(Stored items)
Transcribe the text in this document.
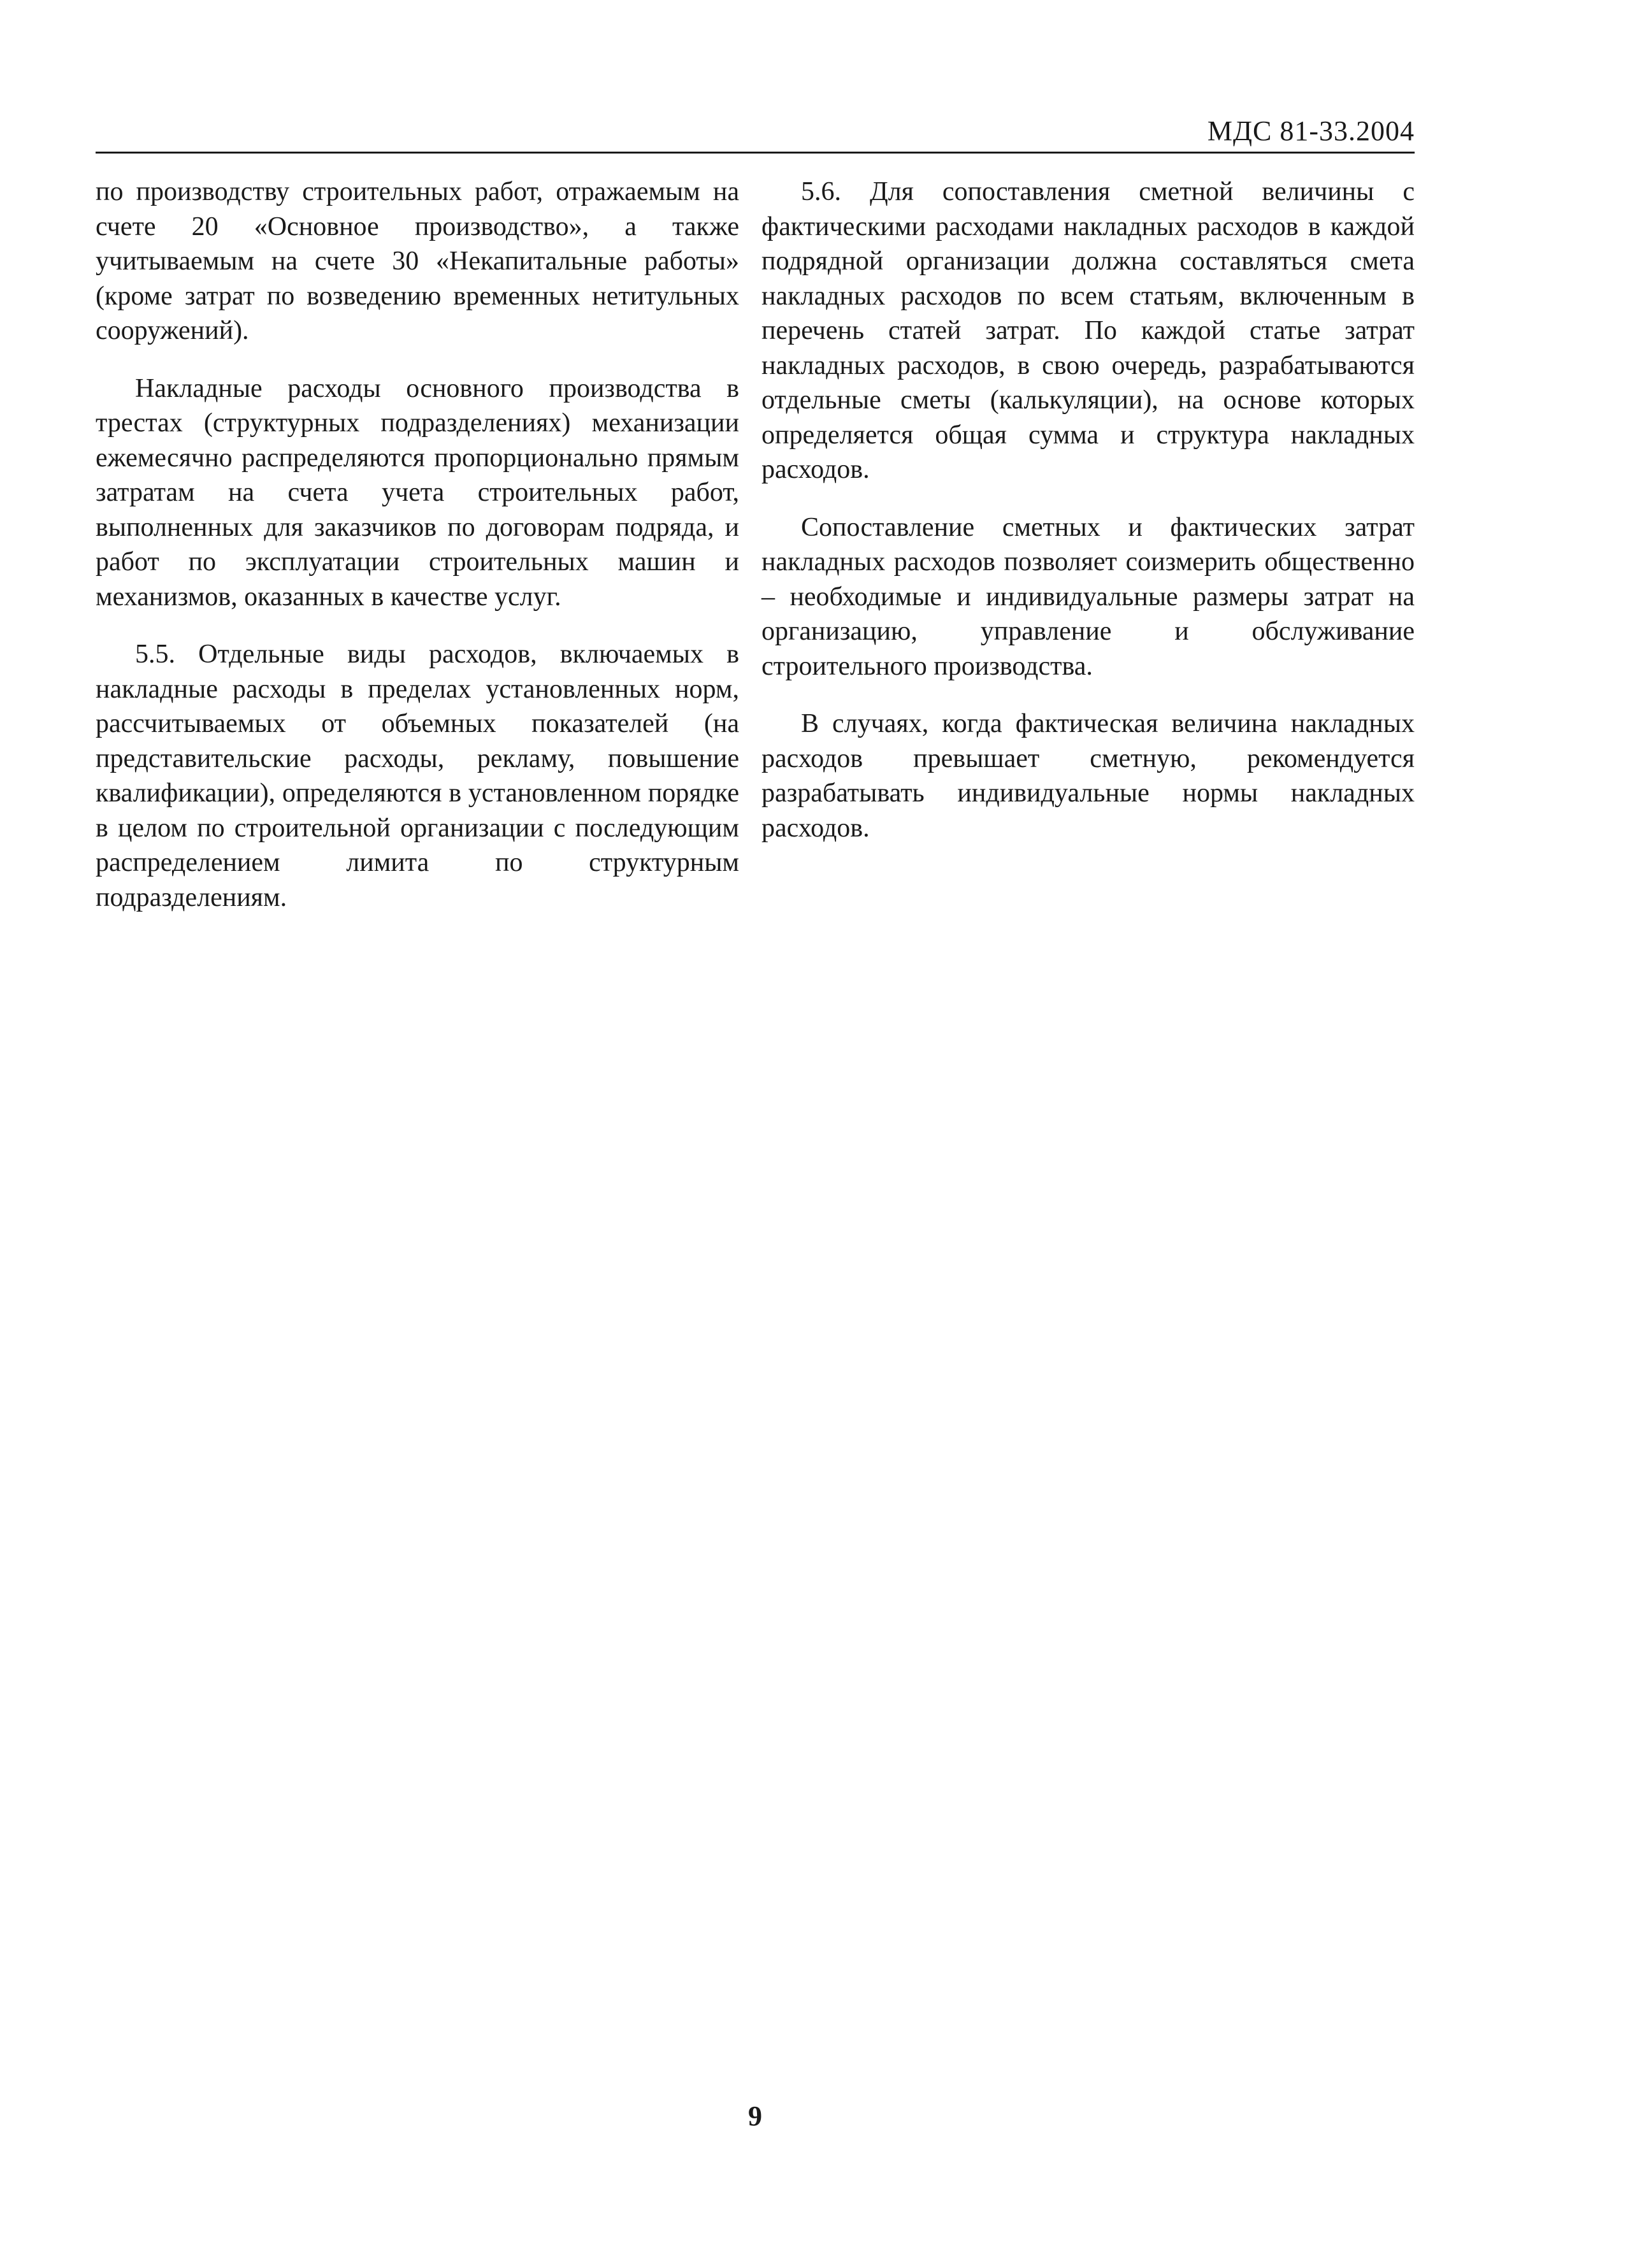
МДС 81-33.2004

по производству строительных работ, отражаемым на счете 20 «Основное производство», а также учитываемым на счете 30 «Некапитальные работы» (кроме затрат по возведению временных нетитульных сооружений).

Накладные расходы основного производства в трестах (структурных подразделениях) механизации ежемесячно распределяются пропорционально прямым затратам на счета учета строительных работ, выполненных для заказчиков по договорам подряда, и работ по эксплуатации строительных машин и механизмов, оказанных в качестве услуг.

5.5. Отдельные виды расходов, включаемых в накладные расходы в пределах установленных норм, рассчитываемых от объемных показателей (на представительские расходы, рекламу, повышение квалификации), определяются в установленном порядке в целом по строительной организации с последующим распределением лимита по структурным подразделениям.

5.6. Для сопоставления сметной величины с фактическими расходами накладных расходов в каждой подрядной организации должна составляться смета накладных расходов по всем статьям, включенным в перечень статей затрат. По каждой статье затрат накладных расходов, в свою очередь, разрабатываются отдельные сметы (калькуляции), на основе которых определяется общая сумма и структура накладных расходов.

Сопоставление сметных и фактических затрат накладных расходов позволяет соизмерить общественно – необходимые и индивидуальные размеры затрат на организацию, управление и обслуживание строительного производства.

В случаях, когда фактическая величина накладных расходов превышает сметную, рекомендуется разрабатывать индивидуальные нормы накладных расходов.

9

What needs to be done: Output all the records, word for word, with no pictures in the copy.

Correct answer:
Transcribe the text in this document.
МДС 81-33.2004

по производству строительных работ, отражаемым на счете 20 «Основное производство», а также учитываемым на счете 30 «Некапитальные работы» (кроме затрат по возведению временных нетитульных сооружений).

Накладные расходы основного производства в трестах (структурных подразделениях) механизации ежемесячно распределяются пропорционально прямым затратам на счета учета строительных работ, выполненных для заказчиков по договорам подряда, и работ по эксплуатации строительных машин и механизмов, оказанных в качестве услуг.

5.5. Отдельные виды расходов, включаемых в накладные расходы в пределах установленных норм, рассчитываемых от объемных показателей (на представительские расходы, рекламу, повышение квалификации), определяются в установленном порядке в целом по строительной организации с последующим распределением лимита по структурным подразделениям.

5.6. Для сопоставления сметной величины с фактическими расходами накладных расходов в каждой подрядной организации должна составляться смета накладных расходов по всем статьям, включенным в перечень статей затрат. По каждой статье затрат накладных расходов, в свою очередь, разрабатываются отдельные сметы (калькуляции), на основе которых определяется общая сумма и структура накладных расходов.

Сопоставление сметных и фактических затрат накладных расходов позволяет соизмерить общественно – необходимые и индивидуальные размеры затрат на организацию, управление и обслуживание строительного производства.

В случаях, когда фактическая величина накладных расходов превышает сметную, рекомендуется разрабатывать индивидуальные нормы накладных расходов.

9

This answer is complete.